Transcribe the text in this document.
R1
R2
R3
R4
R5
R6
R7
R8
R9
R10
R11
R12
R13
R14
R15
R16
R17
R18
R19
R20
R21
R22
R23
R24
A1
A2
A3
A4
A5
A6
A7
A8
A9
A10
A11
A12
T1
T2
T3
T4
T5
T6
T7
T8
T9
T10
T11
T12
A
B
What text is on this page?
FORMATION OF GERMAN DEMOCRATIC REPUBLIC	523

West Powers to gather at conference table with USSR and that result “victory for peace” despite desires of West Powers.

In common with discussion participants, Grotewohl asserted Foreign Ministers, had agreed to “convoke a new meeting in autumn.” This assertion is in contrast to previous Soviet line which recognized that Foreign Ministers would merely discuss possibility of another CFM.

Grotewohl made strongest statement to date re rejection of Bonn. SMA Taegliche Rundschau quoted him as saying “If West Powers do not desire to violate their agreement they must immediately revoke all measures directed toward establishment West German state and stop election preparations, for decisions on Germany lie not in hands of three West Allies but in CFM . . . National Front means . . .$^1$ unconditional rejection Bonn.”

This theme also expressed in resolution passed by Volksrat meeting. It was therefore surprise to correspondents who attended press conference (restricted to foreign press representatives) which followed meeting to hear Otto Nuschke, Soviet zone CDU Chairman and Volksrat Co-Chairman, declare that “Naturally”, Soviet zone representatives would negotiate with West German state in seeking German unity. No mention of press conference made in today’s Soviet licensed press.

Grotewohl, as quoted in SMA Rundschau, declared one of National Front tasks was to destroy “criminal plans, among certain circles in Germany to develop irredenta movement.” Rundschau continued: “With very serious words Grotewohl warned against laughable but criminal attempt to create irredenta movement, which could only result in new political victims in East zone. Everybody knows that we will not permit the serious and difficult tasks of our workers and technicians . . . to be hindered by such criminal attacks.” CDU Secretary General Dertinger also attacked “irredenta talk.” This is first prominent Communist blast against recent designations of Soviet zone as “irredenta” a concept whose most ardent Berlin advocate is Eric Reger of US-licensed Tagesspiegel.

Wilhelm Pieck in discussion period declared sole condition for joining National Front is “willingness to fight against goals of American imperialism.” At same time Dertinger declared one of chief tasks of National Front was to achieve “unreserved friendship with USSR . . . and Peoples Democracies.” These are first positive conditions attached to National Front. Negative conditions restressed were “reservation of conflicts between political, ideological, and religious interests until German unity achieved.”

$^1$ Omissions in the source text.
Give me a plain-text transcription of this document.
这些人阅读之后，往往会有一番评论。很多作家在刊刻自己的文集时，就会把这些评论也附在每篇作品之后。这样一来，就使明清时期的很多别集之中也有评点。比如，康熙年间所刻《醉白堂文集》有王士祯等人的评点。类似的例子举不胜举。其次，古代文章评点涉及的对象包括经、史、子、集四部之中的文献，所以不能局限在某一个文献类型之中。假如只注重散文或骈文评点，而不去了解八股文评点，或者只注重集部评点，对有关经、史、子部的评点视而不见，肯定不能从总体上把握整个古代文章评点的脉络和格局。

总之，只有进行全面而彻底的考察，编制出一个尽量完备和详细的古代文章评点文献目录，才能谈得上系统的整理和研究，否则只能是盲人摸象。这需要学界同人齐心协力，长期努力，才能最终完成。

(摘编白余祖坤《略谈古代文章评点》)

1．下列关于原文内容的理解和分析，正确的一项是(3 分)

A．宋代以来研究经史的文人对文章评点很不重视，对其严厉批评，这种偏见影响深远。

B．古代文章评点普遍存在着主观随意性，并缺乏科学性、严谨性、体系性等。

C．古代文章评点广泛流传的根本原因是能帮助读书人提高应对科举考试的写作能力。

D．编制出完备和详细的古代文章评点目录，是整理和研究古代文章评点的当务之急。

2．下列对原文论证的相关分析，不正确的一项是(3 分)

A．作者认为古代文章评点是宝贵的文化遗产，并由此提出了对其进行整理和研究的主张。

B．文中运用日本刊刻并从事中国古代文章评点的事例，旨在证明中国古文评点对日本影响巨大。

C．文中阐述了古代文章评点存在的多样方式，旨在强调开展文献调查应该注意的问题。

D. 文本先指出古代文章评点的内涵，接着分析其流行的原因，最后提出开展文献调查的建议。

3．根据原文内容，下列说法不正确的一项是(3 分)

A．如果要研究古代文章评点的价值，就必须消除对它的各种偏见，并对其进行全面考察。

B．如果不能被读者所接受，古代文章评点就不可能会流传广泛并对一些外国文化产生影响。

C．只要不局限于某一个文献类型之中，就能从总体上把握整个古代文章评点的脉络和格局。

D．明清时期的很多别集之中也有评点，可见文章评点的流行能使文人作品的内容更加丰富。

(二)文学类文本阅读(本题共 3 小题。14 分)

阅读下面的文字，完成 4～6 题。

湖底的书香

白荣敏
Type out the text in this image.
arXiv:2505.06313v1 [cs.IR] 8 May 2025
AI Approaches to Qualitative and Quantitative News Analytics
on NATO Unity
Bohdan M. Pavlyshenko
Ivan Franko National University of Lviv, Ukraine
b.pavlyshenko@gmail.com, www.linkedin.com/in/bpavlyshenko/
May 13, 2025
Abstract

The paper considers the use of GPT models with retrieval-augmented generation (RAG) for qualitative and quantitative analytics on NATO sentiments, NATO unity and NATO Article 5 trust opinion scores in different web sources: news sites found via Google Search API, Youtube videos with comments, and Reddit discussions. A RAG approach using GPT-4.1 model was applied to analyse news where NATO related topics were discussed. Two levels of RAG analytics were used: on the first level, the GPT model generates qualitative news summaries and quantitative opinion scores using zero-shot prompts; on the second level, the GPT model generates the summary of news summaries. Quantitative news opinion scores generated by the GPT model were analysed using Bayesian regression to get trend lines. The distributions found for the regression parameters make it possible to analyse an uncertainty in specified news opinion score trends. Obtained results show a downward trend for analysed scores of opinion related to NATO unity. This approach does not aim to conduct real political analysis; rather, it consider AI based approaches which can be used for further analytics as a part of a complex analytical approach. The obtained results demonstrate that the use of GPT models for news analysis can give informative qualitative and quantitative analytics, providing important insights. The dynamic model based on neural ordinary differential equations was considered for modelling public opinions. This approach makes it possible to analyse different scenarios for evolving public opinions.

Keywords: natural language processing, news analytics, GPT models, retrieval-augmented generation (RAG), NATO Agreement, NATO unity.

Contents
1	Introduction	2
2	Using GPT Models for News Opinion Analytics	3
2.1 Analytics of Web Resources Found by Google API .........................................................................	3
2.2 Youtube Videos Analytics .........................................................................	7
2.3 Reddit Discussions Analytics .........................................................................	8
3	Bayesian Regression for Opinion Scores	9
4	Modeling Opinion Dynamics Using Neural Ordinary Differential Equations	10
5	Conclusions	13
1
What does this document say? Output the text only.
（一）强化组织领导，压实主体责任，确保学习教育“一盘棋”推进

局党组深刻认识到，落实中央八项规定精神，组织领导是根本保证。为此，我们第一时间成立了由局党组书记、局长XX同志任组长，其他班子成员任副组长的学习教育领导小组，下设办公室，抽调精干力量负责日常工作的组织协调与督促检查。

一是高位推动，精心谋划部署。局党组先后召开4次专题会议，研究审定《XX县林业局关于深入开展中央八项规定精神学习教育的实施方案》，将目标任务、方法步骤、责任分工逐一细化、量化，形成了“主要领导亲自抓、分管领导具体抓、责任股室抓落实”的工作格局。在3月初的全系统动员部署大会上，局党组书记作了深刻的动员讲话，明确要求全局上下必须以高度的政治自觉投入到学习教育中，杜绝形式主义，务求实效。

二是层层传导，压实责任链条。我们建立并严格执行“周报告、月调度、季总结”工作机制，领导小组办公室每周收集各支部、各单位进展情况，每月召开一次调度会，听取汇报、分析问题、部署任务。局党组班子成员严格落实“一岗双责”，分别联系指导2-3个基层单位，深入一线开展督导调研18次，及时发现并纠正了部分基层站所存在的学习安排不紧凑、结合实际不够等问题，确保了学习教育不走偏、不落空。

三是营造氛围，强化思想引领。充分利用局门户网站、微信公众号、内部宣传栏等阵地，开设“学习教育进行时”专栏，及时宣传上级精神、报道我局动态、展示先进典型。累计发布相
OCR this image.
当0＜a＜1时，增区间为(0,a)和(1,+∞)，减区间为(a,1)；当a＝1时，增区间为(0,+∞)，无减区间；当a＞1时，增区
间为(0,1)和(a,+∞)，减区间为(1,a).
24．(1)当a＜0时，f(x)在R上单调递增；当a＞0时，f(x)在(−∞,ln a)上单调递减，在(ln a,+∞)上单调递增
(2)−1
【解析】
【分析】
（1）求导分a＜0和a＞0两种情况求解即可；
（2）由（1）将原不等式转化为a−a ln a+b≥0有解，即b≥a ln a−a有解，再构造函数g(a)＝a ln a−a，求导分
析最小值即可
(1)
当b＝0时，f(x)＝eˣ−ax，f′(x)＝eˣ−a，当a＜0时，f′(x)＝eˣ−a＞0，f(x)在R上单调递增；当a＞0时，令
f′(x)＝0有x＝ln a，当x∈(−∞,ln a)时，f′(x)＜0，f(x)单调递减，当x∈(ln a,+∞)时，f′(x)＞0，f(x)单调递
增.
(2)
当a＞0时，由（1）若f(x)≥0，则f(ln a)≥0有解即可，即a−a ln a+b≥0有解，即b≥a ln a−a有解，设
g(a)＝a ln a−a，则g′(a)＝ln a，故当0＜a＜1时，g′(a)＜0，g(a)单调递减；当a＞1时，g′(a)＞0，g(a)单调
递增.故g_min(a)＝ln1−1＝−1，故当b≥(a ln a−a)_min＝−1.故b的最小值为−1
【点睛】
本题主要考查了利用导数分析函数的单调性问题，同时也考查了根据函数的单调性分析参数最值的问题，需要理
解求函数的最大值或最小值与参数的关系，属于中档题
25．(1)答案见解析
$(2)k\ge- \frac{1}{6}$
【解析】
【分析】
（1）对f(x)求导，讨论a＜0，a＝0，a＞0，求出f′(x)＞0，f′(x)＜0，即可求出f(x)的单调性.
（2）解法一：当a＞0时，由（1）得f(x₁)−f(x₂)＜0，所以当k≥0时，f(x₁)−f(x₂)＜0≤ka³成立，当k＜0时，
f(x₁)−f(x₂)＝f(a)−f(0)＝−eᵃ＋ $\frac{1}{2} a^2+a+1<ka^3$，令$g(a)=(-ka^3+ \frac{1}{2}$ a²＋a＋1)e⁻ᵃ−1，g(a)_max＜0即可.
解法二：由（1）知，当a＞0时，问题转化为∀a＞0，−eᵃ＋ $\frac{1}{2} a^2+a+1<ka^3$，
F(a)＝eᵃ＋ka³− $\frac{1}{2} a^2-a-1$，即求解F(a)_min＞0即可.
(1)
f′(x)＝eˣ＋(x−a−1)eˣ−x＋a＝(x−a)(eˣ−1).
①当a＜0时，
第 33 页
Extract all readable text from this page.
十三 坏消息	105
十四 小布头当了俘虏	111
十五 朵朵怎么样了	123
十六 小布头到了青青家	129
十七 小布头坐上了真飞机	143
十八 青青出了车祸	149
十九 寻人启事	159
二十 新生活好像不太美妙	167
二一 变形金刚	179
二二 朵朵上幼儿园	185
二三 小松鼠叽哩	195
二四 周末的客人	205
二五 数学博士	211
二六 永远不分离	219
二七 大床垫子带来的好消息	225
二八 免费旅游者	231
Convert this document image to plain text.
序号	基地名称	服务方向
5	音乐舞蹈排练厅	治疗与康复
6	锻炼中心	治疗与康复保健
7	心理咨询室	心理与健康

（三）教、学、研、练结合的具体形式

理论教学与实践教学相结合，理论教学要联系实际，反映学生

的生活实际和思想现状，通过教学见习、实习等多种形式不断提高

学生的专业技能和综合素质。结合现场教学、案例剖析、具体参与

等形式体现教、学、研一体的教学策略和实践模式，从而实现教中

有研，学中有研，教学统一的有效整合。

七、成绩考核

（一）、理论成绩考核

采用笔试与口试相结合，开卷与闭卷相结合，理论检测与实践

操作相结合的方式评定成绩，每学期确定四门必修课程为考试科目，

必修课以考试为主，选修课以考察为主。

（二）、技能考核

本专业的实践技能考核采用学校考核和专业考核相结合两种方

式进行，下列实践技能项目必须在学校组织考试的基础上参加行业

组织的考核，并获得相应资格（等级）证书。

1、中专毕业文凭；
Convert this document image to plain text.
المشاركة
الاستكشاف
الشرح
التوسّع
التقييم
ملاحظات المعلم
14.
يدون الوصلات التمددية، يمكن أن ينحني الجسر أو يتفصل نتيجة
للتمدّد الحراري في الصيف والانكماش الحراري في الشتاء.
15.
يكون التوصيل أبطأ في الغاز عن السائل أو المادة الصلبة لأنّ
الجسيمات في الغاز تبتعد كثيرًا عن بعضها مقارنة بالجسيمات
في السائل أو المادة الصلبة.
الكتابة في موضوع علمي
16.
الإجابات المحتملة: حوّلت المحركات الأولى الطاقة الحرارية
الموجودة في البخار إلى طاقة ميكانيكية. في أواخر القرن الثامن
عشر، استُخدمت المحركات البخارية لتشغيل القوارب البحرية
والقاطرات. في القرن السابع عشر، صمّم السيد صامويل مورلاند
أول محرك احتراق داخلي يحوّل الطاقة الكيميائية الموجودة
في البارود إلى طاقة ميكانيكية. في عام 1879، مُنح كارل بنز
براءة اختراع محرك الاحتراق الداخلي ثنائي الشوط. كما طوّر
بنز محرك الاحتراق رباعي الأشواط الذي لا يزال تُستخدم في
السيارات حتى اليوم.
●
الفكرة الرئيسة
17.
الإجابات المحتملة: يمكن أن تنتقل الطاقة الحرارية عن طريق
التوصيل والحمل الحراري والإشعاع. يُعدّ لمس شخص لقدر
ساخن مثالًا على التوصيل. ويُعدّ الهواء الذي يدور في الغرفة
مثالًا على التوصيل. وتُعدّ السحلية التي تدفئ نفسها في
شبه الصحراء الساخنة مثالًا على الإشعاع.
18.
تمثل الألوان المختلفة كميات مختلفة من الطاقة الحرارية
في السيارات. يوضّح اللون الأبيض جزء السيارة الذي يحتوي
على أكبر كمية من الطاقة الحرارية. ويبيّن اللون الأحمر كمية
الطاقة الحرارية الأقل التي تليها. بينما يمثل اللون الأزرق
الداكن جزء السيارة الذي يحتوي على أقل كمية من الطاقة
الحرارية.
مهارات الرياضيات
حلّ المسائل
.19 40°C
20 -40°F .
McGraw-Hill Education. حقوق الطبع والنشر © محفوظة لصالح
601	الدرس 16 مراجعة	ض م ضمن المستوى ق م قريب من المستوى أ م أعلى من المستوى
========
*WRITTEN EXERCISE*
Copy out each line of the material that holds the word "الحرارية".

*SOLUTION FOR THIS EXERCISE*
الإجابات المحتملة: حوّلت المحركات الأولى الطاقة الحرارية
الإجابات المحتملة: يمكن أن تنتقل الطاقة الحرارية عن طريق
تمثل الألوان المختلفة كميات مختلفة من الطاقة الحرارية
على أكبر كمية من الطاقة الحرارية. ويبيّن اللون الأحمر كمية
الطاقة الحرارية الأقل التي تليها. بينما يمثل اللون الأزرق
الحرارية.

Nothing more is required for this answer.